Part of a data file
────────────────────
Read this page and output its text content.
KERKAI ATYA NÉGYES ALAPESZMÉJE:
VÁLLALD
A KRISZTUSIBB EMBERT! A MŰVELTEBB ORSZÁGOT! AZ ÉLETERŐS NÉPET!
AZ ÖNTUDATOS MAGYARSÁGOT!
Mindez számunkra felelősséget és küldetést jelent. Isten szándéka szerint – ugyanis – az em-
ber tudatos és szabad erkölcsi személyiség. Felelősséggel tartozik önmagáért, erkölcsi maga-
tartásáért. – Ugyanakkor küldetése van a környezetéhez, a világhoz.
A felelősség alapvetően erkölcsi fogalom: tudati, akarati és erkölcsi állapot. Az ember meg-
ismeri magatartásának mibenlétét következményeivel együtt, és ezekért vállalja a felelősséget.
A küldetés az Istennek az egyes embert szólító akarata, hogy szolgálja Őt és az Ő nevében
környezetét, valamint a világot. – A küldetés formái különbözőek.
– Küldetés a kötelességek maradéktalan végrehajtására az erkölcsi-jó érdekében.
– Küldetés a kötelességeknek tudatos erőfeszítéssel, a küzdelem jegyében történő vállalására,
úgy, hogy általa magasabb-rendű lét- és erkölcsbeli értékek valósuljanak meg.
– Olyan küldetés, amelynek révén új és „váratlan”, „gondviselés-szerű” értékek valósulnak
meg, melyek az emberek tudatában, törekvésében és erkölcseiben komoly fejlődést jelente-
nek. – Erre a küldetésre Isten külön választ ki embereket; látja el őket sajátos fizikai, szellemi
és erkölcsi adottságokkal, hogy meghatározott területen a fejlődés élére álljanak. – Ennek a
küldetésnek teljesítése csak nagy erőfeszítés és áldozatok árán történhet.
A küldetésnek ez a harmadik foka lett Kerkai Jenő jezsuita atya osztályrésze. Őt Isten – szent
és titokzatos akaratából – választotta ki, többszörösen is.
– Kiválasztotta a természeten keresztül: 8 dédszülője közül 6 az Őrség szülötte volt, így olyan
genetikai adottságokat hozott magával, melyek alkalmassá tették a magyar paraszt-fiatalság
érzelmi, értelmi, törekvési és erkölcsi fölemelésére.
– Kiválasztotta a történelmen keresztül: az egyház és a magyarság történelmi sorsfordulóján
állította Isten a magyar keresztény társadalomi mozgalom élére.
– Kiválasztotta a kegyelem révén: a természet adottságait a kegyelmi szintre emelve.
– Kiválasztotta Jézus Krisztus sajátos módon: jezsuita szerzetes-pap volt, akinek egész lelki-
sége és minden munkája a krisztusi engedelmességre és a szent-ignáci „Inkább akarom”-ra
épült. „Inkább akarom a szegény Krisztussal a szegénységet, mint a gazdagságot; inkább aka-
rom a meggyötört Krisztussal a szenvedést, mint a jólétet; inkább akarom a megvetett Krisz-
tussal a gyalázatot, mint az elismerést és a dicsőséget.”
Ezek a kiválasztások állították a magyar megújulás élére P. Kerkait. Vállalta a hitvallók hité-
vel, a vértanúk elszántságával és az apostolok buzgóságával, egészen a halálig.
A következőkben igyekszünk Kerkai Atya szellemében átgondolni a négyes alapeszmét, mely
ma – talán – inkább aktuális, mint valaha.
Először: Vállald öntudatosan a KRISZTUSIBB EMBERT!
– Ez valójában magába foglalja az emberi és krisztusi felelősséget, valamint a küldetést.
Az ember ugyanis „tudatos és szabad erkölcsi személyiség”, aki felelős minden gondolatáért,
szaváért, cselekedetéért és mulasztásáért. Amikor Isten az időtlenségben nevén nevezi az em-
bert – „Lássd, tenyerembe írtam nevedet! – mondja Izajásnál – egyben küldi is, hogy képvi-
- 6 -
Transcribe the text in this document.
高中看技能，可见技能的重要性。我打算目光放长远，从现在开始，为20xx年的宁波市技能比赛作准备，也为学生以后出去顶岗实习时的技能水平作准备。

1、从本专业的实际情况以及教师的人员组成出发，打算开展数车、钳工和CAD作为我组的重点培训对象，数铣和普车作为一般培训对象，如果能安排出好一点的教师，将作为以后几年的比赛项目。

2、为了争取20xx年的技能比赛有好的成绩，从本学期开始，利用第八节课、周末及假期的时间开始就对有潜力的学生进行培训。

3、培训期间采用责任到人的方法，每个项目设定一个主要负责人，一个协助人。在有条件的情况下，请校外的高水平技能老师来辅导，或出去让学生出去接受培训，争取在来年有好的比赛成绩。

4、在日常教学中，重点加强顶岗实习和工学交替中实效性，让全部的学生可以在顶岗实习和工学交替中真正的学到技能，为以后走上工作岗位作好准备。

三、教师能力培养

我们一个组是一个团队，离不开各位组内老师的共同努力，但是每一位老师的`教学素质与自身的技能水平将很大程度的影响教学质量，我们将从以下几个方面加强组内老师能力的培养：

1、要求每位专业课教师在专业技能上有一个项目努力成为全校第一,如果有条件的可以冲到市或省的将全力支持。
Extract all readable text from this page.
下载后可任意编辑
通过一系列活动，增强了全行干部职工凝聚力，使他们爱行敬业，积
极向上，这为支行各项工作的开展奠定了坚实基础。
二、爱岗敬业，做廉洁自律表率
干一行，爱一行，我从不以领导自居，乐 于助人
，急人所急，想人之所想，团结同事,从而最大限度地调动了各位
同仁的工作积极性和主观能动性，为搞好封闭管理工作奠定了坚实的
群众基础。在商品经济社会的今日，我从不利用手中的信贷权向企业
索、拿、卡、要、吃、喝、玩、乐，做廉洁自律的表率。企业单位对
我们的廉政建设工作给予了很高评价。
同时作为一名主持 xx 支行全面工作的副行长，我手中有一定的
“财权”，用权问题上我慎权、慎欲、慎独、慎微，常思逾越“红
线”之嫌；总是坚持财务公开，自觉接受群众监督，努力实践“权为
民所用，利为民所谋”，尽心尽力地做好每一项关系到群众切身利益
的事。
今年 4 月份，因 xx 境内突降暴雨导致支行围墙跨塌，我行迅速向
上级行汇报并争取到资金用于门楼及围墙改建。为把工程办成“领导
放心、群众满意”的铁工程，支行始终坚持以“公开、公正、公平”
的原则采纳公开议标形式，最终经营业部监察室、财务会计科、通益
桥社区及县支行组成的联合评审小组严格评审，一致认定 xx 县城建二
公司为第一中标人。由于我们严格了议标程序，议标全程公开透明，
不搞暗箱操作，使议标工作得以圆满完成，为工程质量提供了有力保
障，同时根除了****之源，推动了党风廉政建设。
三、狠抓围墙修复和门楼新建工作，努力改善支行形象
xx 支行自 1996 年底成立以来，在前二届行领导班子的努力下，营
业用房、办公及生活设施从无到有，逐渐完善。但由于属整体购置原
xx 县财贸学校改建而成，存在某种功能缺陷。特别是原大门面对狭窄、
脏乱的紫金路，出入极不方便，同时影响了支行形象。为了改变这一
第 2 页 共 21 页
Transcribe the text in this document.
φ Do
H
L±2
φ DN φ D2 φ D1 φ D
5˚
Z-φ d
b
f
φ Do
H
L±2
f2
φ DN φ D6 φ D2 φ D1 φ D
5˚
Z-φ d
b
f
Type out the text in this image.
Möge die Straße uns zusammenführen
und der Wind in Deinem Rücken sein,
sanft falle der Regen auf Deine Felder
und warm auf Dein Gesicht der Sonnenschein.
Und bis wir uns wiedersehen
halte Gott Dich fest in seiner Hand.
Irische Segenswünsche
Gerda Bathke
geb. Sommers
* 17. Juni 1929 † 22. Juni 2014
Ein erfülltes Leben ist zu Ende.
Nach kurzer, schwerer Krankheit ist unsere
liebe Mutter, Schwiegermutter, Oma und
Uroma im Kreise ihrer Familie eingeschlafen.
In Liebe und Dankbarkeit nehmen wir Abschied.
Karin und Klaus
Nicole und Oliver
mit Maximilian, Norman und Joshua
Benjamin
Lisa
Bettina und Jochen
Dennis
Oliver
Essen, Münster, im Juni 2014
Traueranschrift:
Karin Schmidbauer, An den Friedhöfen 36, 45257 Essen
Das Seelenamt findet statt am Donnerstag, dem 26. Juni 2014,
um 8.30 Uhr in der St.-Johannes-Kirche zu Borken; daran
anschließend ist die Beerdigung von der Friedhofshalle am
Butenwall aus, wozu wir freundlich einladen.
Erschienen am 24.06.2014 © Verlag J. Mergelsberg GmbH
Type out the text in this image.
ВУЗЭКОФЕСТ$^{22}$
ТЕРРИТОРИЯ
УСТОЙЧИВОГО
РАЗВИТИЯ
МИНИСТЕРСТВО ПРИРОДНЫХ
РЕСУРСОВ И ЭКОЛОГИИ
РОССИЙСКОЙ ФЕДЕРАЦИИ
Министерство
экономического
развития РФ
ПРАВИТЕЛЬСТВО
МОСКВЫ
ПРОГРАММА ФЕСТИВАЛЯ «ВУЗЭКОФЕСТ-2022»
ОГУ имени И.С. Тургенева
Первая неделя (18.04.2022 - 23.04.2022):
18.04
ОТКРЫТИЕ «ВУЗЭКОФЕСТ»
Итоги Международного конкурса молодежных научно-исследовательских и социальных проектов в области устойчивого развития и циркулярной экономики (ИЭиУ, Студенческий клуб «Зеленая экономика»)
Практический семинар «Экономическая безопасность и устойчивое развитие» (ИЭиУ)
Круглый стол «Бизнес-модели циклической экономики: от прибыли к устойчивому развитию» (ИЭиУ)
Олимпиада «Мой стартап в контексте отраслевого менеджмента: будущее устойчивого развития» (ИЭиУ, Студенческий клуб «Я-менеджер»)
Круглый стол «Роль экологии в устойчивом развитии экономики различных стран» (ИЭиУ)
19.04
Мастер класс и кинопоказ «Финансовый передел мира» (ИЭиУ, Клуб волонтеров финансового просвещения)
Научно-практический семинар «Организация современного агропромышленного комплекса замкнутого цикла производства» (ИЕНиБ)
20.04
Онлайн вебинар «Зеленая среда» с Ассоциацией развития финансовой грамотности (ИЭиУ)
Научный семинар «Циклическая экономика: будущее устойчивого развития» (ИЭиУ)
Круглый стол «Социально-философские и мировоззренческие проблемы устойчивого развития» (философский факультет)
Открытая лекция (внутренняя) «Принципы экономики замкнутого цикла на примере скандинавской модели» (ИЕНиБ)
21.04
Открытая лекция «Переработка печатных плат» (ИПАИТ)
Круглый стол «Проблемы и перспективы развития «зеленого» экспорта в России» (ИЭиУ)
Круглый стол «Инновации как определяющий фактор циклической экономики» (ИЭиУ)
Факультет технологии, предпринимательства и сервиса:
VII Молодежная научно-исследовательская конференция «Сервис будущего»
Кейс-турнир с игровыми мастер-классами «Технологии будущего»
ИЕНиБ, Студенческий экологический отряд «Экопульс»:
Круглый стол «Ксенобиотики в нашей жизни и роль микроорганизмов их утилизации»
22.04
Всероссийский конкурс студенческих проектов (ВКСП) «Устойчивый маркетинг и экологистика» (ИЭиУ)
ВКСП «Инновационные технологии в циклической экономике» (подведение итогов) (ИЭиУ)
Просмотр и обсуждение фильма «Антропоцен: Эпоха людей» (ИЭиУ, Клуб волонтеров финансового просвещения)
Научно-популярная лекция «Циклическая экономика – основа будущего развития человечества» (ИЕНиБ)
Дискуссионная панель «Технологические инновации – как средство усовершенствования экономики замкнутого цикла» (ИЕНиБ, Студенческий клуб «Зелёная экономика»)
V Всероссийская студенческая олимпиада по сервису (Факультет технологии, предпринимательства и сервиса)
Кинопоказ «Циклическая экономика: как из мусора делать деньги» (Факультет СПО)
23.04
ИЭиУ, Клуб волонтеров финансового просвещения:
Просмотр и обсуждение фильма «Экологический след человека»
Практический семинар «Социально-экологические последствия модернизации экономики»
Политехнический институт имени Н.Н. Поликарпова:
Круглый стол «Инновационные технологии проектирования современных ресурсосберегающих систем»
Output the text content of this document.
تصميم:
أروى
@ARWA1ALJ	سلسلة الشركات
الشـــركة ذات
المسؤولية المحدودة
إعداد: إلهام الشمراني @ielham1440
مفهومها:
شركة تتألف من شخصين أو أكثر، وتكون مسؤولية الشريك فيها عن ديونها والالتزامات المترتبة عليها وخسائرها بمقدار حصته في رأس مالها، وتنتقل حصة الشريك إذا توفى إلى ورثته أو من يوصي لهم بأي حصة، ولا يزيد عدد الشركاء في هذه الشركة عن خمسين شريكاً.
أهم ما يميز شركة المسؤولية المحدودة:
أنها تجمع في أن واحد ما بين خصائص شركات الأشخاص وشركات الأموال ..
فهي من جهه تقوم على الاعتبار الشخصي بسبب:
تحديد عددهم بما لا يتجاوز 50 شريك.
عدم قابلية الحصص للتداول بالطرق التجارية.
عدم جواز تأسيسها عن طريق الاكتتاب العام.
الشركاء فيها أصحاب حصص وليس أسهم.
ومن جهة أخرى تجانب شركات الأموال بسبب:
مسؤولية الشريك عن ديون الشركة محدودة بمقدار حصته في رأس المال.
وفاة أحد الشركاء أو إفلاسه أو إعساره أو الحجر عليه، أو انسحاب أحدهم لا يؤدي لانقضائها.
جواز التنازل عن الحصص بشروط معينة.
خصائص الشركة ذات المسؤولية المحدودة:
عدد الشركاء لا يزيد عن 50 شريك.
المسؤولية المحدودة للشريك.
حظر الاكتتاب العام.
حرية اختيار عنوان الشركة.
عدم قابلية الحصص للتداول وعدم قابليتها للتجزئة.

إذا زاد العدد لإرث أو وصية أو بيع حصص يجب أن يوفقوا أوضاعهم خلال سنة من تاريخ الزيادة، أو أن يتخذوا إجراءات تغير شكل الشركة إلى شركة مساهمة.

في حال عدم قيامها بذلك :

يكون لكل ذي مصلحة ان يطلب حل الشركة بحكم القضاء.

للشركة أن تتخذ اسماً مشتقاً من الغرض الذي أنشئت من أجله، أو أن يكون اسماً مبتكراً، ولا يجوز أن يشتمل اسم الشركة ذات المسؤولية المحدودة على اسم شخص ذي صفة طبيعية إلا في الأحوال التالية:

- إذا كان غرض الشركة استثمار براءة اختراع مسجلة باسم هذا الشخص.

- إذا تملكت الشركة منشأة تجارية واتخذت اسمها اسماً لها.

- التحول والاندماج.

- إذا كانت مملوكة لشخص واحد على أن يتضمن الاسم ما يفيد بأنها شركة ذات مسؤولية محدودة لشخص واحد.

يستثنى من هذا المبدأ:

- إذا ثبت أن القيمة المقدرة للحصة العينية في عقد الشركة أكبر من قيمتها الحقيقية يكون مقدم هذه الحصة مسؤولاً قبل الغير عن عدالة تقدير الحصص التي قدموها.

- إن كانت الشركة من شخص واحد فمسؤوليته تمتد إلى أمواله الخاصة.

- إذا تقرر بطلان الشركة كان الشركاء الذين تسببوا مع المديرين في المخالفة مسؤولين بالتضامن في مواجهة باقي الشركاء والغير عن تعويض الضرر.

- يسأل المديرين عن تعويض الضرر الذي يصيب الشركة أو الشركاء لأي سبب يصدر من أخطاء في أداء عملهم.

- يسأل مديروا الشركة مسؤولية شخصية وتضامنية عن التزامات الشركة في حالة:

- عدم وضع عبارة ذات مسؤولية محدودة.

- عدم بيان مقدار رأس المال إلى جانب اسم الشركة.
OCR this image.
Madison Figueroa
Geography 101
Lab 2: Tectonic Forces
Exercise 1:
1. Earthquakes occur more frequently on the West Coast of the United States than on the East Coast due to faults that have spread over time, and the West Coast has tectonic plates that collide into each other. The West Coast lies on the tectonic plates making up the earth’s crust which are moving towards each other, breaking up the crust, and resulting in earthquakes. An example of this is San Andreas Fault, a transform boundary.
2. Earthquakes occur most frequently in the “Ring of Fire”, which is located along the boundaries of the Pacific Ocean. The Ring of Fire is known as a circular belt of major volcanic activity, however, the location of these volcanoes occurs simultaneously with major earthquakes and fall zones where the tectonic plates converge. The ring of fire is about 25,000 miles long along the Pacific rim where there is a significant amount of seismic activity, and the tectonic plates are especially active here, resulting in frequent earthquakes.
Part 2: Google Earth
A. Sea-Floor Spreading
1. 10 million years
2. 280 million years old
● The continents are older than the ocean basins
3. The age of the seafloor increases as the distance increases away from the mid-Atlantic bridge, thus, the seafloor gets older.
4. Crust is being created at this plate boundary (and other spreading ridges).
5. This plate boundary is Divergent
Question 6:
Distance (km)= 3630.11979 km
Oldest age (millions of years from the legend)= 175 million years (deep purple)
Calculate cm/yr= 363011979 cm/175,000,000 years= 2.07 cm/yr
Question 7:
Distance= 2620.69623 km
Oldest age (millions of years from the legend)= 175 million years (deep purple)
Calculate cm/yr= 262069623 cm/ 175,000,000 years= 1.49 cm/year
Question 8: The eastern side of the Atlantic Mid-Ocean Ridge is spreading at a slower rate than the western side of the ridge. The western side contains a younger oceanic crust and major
────────────────────
• Do this
Count the lines that hold the string "boundary" and state that number alone.

• Exercise answer
3